→ **What the exercise asks**: Copy every line that contains the string "name" from the entries below.

[Part of a data file]
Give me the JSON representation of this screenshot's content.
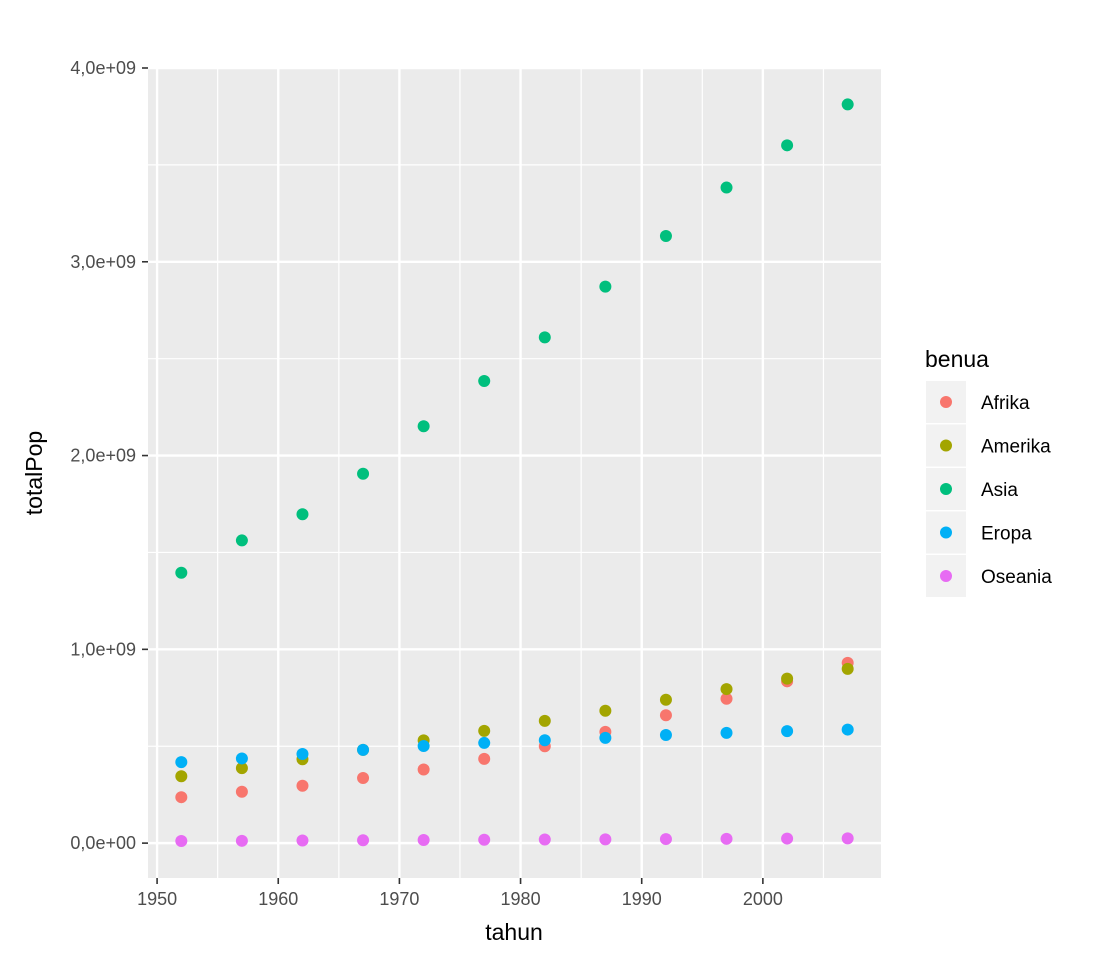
{
  "chart_data": {
    "type": "scatter",
    "title": "",
    "xlabel": "tahun",
    "ylabel": "totalPop",
    "xlim": [
      1949.25,
      2009.75
    ],
    "ylim": [
      -180000000,
      4000000000
    ],
    "x_ticks": [
      {
        "value": 1950,
        "label": "1950"
      },
      {
        "value": 1960,
        "label": "1960"
      },
      {
        "value": 1970,
        "label": "1970"
      },
      {
        "value": 1980,
        "label": "1980"
      },
      {
        "value": 1990,
        "label": "1990"
      },
      {
        "value": 2000,
        "label": "2000"
      }
    ],
    "y_ticks": [
      {
        "value": 0,
        "label": "0,0e+00"
      },
      {
        "value": 1000000000,
        "label": "1,0e+09"
      },
      {
        "value": 2000000000,
        "label": "2,0e+09"
      },
      {
        "value": 3000000000,
        "label": "3,0e+09"
      },
      {
        "value": 4000000000,
        "label": "4,0e+09"
      }
    ],
    "grid": true,
    "legend": {
      "title": "benua",
      "position": "right"
    },
    "x": [
      1952,
      1957,
      1962,
      1967,
      1972,
      1977,
      1982,
      1987,
      1992,
      1997,
      2002,
      2007
    ],
    "series": [
      {
        "name": "Afrika",
        "color": "#F8766D",
        "values": [
          237000000,
          265000000,
          296000000,
          336000000,
          380000000,
          435000000,
          500000000,
          574000000,
          660000000,
          745000000,
          835000000,
          930000000
        ]
      },
      {
        "name": "Amerika",
        "color": "#A3A500",
        "values": [
          345000000,
          387000000,
          433000000,
          481000000,
          530000000,
          579000000,
          631000000,
          683000000,
          740000000,
          795000000,
          849000000,
          899000000
        ]
      },
      {
        "name": "Asia",
        "color": "#00BF7D",
        "values": [
          1395000000,
          1562000000,
          1697000000,
          1906000000,
          2151000000,
          2385000000,
          2610000000,
          2872000000,
          3133000000,
          3383000000,
          3601000000,
          3812000000
        ]
      },
      {
        "name": "Eropa",
        "color": "#00B0F6",
        "values": [
          418000000,
          437000000,
          460000000,
          481000000,
          501000000,
          517000000,
          531000000,
          543000000,
          558000000,
          569000000,
          578000000,
          586000000
        ]
      },
      {
        "name": "Oseania",
        "color": "#E76BF3",
        "values": [
          10700000,
          11900000,
          13300000,
          14600000,
          16100000,
          17200000,
          18400000,
          19500000,
          20900000,
          22200000,
          23500000,
          24500000
        ]
      }
    ]
  }
}
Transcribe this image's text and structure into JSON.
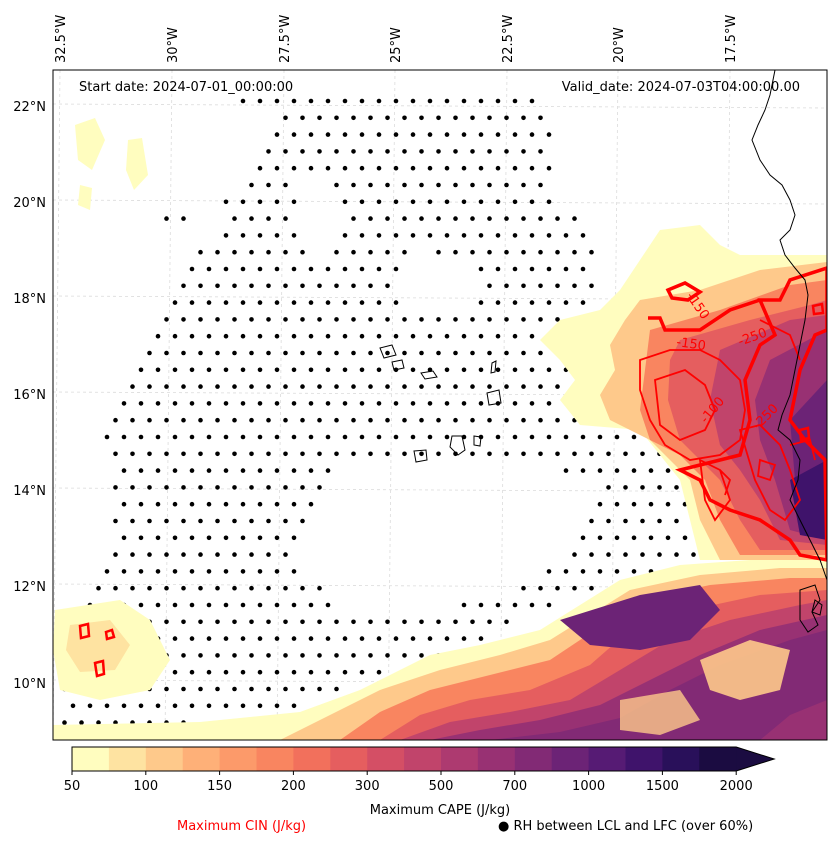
{
  "map": {
    "start_date": "Start date: 2024-07-01_00:00:00",
    "valid_date": "Valid_date: 2024-07-03T04:00:00.00",
    "lon_labels": [
      "32.5°W",
      "30°W",
      "27.5°W",
      "25°W",
      "22.5°W",
      "20°W",
      "17.5°W"
    ],
    "lat_labels": [
      "22°N",
      "20°N",
      "18°N",
      "16°N",
      "14°N",
      "12°N",
      "10°N"
    ],
    "cin_contour_labels": [
      "-150",
      "-150",
      "-250",
      "-100",
      "-250"
    ]
  },
  "colorbar": {
    "ticks": [
      "50",
      "100",
      "150",
      "200",
      "300",
      "500",
      "700",
      "1000",
      "1500",
      "2000"
    ],
    "label": "Maximum CAPE (J/kg)",
    "colors": [
      "#fffdbf",
      "#fee3a1",
      "#fec98b",
      "#feb078",
      "#fc9a6a",
      "#f98560",
      "#f2705c",
      "#e55e5f",
      "#d44f65",
      "#c1446b",
      "#ad3a70",
      "#983173",
      "#822a75",
      "#6c2376",
      "#561b74",
      "#3f136b",
      "#29105a",
      "#1b0c41"
    ]
  },
  "legend": {
    "cin_label": "Maximum CIN (J/kg)",
    "cin_color": "#ff0000",
    "rh_label": "RH between LCL and LFC (over 60%)"
  }
}
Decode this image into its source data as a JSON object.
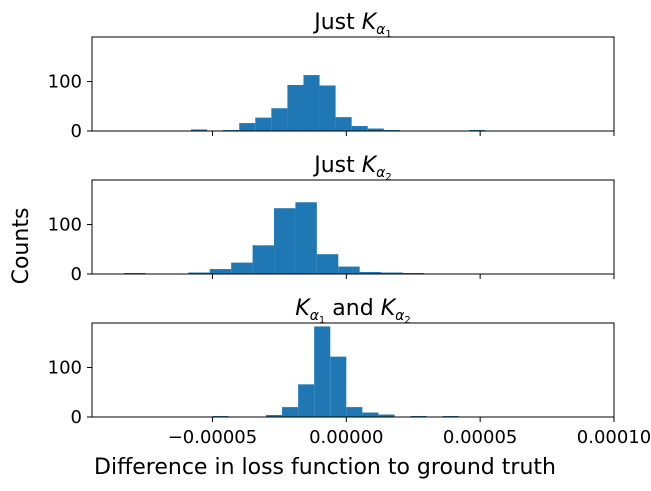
{
  "chart_data": [
    {
      "type": "bar",
      "title": {
        "pre": "Just ",
        "K": "K",
        "sub_alpha": "α",
        "sub_index": "1",
        "post": ""
      },
      "xlim": [
        -9.5e-05,
        0.0001
      ],
      "ylim": [
        0,
        190
      ],
      "yticks": [
        {
          "v": 0,
          "label": "0"
        },
        {
          "v": 100,
          "label": "100"
        }
      ],
      "bins": [
        {
          "x0": -5.8e-05,
          "x1": -5.2e-05,
          "count": 3
        },
        {
          "x0": -4.6e-05,
          "x1": -4e-05,
          "count": 2
        },
        {
          "x0": -4e-05,
          "x1": -3.4e-05,
          "count": 16
        },
        {
          "x0": -3.4e-05,
          "x1": -2.8e-05,
          "count": 27
        },
        {
          "x0": -2.8e-05,
          "x1": -2.2e-05,
          "count": 46
        },
        {
          "x0": -2.2e-05,
          "x1": -1.6e-05,
          "count": 93
        },
        {
          "x0": -1.6e-05,
          "x1": -1e-05,
          "count": 113
        },
        {
          "x0": -1e-05,
          "x1": -4e-06,
          "count": 92
        },
        {
          "x0": -4e-06,
          "x1": 2e-06,
          "count": 28
        },
        {
          "x0": 2e-06,
          "x1": 8e-06,
          "count": 10
        },
        {
          "x0": 8e-06,
          "x1": 1.4e-05,
          "count": 5
        },
        {
          "x0": 1.4e-05,
          "x1": 2e-05,
          "count": 2
        },
        {
          "x0": 4.6e-05,
          "x1": 5.2e-05,
          "count": 2
        }
      ]
    },
    {
      "type": "bar",
      "title": {
        "pre": "Just ",
        "K": "K",
        "sub_alpha": "α",
        "sub_index": "2",
        "post": ""
      },
      "xlim": [
        -9.5e-05,
        0.0001
      ],
      "ylim": [
        0,
        190
      ],
      "yticks": [
        {
          "v": 0,
          "label": "0"
        },
        {
          "v": 100,
          "label": "100"
        }
      ],
      "bins": [
        {
          "x0": -8.3e-05,
          "x1": -7.5e-05,
          "count": 2
        },
        {
          "x0": -5.9e-05,
          "x1": -5.1e-05,
          "count": 3
        },
        {
          "x0": -5.1e-05,
          "x1": -4.3e-05,
          "count": 10
        },
        {
          "x0": -4.3e-05,
          "x1": -3.5e-05,
          "count": 23
        },
        {
          "x0": -3.5e-05,
          "x1": -2.7e-05,
          "count": 58
        },
        {
          "x0": -2.7e-05,
          "x1": -1.9e-05,
          "count": 133
        },
        {
          "x0": -1.9e-05,
          "x1": -1.1e-05,
          "count": 145
        },
        {
          "x0": -1.1e-05,
          "x1": -3e-06,
          "count": 40
        },
        {
          "x0": -3e-06,
          "x1": 5e-06,
          "count": 15
        },
        {
          "x0": 5e-06,
          "x1": 1.3e-05,
          "count": 4
        },
        {
          "x0": 1.3e-05,
          "x1": 2.1e-05,
          "count": 3
        },
        {
          "x0": 2.1e-05,
          "x1": 2.9e-05,
          "count": 2
        }
      ]
    },
    {
      "type": "bar",
      "title": {
        "pre": "",
        "K": "K",
        "sub_alpha": "α",
        "sub_index": "1",
        "post": " and ",
        "K2": "K",
        "sub_alpha2": "α",
        "sub_index2": "2"
      },
      "xlim": [
        -9.5e-05,
        0.0001
      ],
      "ylim": [
        0,
        190
      ],
      "yticks": [
        {
          "v": 0,
          "label": "0"
        },
        {
          "v": 100,
          "label": "100"
        }
      ],
      "bins": [
        {
          "x0": -5e-05,
          "x1": -4.4e-05,
          "count": 2
        },
        {
          "x0": -3e-05,
          "x1": -2.4e-05,
          "count": 4
        },
        {
          "x0": -2.4e-05,
          "x1": -1.8e-05,
          "count": 20
        },
        {
          "x0": -1.8e-05,
          "x1": -1.2e-05,
          "count": 66
        },
        {
          "x0": -1.2e-05,
          "x1": -6e-06,
          "count": 183
        },
        {
          "x0": -6e-06,
          "x1": 0.0,
          "count": 122
        },
        {
          "x0": 0.0,
          "x1": 6e-06,
          "count": 20
        },
        {
          "x0": 6e-06,
          "x1": 1.2e-05,
          "count": 9
        },
        {
          "x0": 1.2e-05,
          "x1": 1.8e-05,
          "count": 5
        },
        {
          "x0": 2.4e-05,
          "x1": 3e-05,
          "count": 2
        },
        {
          "x0": 3.6e-05,
          "x1": 4.2e-05,
          "count": 2
        }
      ]
    }
  ],
  "shared": {
    "xticks": [
      {
        "v": -5e-05,
        "label": "−0.00005"
      },
      {
        "v": 0.0,
        "label": "0.00000"
      },
      {
        "v": 5e-05,
        "label": "0.00005"
      },
      {
        "v": 0.0001,
        "label": "0.00010"
      }
    ],
    "xlabel": "Difference in loss function to ground truth",
    "ylabel": "Counts",
    "bar_color": "#1f77b4"
  }
}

→ **Task solution**:
        "name": "Afrika",
        "name": "Amerika",
        "name": "Asia",
        "name": "Eropa",
        "name": "Oseania",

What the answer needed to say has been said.